STATED EXERCISE:
List the lines of this listing that hold the word "track".

Records from a data source:
⟨

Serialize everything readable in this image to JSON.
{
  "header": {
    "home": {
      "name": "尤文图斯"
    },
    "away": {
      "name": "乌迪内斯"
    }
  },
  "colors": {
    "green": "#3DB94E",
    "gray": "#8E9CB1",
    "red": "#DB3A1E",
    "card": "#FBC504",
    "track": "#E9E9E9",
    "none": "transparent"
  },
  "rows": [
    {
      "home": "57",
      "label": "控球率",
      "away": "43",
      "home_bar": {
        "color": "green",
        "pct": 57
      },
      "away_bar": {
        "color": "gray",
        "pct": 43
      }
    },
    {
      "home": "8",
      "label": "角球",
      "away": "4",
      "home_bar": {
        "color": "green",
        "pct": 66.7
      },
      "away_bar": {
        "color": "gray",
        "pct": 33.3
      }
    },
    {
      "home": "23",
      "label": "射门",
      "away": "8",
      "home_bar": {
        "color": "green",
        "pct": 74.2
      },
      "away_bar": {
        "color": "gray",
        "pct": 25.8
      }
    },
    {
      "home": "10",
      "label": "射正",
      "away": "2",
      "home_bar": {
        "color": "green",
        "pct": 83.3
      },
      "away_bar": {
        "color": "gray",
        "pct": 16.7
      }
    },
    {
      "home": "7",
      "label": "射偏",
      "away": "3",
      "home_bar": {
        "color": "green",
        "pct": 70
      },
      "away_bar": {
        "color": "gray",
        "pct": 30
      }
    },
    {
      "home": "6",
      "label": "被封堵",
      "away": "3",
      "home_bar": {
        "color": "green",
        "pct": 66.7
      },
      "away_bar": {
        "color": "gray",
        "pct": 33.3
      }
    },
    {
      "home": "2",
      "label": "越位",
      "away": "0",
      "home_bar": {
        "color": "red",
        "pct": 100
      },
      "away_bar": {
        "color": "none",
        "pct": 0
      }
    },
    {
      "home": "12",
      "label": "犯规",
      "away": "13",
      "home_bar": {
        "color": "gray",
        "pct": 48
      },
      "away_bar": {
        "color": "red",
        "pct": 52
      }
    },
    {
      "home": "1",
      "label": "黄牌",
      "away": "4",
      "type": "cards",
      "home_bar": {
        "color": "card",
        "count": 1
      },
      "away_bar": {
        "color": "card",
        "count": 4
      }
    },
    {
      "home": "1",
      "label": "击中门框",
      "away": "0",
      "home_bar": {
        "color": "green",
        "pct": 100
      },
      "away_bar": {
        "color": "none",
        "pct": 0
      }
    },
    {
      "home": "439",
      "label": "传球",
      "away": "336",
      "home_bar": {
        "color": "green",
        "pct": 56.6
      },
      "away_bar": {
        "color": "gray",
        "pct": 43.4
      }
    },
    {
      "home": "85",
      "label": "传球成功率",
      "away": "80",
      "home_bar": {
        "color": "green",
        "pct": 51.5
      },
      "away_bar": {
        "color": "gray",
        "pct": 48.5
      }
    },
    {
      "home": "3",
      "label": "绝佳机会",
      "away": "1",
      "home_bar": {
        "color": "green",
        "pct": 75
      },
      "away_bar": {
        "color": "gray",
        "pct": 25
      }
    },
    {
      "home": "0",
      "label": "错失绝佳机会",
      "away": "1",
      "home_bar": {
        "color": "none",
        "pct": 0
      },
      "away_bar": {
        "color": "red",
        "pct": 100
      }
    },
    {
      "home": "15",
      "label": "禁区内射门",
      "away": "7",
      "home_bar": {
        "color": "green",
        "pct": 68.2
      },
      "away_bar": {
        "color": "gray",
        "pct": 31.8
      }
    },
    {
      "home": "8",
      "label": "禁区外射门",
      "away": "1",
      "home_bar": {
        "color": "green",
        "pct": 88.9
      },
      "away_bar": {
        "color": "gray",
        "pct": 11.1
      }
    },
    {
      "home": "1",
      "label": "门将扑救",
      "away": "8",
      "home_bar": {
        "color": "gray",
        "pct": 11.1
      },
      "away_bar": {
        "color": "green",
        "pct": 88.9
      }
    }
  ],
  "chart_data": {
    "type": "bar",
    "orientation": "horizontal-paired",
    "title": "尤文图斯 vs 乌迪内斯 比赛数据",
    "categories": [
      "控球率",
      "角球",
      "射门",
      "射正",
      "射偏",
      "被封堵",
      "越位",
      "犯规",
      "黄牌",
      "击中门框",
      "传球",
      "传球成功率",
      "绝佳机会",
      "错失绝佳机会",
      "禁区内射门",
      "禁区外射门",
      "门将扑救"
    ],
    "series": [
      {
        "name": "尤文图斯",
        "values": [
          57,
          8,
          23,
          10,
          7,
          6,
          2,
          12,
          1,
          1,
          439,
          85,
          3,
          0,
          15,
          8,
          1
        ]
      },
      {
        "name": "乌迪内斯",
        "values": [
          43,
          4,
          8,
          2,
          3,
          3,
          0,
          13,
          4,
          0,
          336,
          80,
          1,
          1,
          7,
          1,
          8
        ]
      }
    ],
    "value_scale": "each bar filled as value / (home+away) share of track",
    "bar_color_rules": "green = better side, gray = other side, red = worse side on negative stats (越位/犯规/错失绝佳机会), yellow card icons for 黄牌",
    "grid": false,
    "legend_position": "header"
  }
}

⟩
⟨

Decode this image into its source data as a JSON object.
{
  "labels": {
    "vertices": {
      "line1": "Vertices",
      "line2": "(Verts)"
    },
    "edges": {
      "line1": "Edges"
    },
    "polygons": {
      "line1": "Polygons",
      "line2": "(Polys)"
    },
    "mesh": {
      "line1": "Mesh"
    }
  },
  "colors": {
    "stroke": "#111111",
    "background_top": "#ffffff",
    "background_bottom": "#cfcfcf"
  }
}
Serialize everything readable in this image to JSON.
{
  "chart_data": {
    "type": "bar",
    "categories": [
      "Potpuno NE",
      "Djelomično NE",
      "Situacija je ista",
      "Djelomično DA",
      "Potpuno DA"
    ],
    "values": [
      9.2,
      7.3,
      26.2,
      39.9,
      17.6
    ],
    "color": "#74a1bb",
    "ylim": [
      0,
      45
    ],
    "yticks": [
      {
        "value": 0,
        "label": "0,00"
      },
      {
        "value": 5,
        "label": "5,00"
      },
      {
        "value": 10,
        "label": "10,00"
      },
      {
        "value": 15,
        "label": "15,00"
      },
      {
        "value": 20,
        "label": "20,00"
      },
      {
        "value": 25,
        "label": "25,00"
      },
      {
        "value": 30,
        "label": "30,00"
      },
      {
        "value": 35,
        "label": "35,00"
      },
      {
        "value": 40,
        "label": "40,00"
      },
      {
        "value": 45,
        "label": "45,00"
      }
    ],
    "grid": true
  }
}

⟩

ANSWER TO THIS PROBLEM:
    "track": "#E9E9E9",
    "value_scale": "each bar filled as value / (home+away) share of track",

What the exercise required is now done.